* [Set exercise] Every line below that mentions the word "postaje" should be copied out.

* [Extracted material]
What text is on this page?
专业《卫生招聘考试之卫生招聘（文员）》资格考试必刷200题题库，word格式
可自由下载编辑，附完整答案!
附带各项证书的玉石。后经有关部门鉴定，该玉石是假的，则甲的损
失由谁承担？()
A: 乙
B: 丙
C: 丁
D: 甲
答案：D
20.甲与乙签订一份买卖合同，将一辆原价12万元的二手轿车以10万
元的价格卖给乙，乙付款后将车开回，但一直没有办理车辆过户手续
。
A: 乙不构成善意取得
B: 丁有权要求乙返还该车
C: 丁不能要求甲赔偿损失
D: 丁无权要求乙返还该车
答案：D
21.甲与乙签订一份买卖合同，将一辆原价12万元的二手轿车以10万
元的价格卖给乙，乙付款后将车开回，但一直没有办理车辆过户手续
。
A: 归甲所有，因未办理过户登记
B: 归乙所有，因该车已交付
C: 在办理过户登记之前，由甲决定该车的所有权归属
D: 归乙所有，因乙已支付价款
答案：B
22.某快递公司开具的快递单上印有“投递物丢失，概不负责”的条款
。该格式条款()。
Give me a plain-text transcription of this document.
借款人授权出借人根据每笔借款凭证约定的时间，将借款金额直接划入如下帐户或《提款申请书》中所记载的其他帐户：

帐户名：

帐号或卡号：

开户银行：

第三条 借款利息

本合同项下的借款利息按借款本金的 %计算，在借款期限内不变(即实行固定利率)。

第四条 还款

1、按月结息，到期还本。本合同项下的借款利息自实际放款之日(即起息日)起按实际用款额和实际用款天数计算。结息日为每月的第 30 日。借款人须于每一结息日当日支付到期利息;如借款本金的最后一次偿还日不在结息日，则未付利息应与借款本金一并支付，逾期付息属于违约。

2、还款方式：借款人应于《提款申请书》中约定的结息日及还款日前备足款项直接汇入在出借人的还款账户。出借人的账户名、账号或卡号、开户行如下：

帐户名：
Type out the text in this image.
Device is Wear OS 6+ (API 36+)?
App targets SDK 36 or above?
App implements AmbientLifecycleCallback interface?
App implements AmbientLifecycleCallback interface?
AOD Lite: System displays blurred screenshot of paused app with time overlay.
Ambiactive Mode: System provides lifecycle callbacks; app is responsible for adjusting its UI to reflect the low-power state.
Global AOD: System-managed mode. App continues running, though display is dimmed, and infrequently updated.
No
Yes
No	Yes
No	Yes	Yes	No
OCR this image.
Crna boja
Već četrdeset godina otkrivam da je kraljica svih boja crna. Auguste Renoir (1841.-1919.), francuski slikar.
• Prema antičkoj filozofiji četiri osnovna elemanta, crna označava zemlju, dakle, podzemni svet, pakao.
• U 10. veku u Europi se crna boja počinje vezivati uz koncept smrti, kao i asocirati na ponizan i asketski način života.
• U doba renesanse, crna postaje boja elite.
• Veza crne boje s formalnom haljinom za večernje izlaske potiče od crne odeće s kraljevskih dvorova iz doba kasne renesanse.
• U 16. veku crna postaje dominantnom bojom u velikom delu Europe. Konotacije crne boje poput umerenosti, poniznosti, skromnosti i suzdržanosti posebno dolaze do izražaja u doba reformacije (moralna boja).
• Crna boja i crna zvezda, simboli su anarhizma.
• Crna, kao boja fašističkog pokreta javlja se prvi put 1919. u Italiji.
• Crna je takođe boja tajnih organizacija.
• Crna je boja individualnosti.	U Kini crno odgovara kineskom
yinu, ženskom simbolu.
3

* [In response]
• U doba renesanse, crna postaje boja elite.
• U 16. veku crna postaje dominantnom bojom u velikom delu Europe. Konotacije crne boje poput umerenosti, poniznosti, skromnosti i suzdržanosti posebno dolaze do izražaja u doba reformacije (moralna boja).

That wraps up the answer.